* _Objective_
State how many lines hold the word "google", with no other words.
● ● ●
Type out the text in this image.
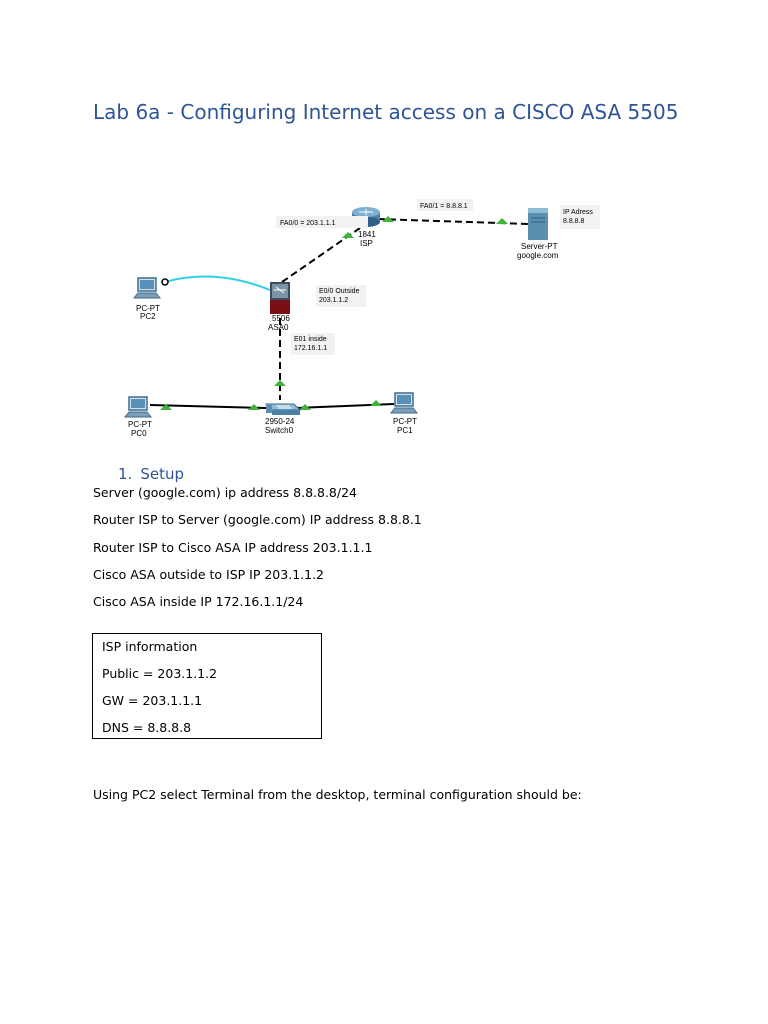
Lab 6a - Configuring Internet access on a CISCO ASA 5505
1841
ISP
FA0/0 = 203.1.1.1
FA0/1 = 8.8.8.1
Server-PT
google.com
IP Adress
8.8.8.8
5506
ASA0
E0/0 Outside
203.1.1.2
E01 inside
172.16.1.1
PC-PT
PC2
PC-PT
PC0
PC-PT
PC1
2950-24
Switch0
1. Setup
Server (google.com) ip address 8.8.8.8/24
Router ISP to Server (google.com) IP address 8.8.8.1
Router ISP to Cisco ASA IP address 203.1.1.1
Cisco ASA outside to ISP IP 203.1.1.2
Cisco ASA inside IP 172.16.1.1/24
ISP information
Public = 203.1.1.2
GW = 203.1.1.1
DNS = 8.8.8.8
Using PC2 select Terminal from the desktop, terminal configuration should be:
● ● ●
* _Response_
3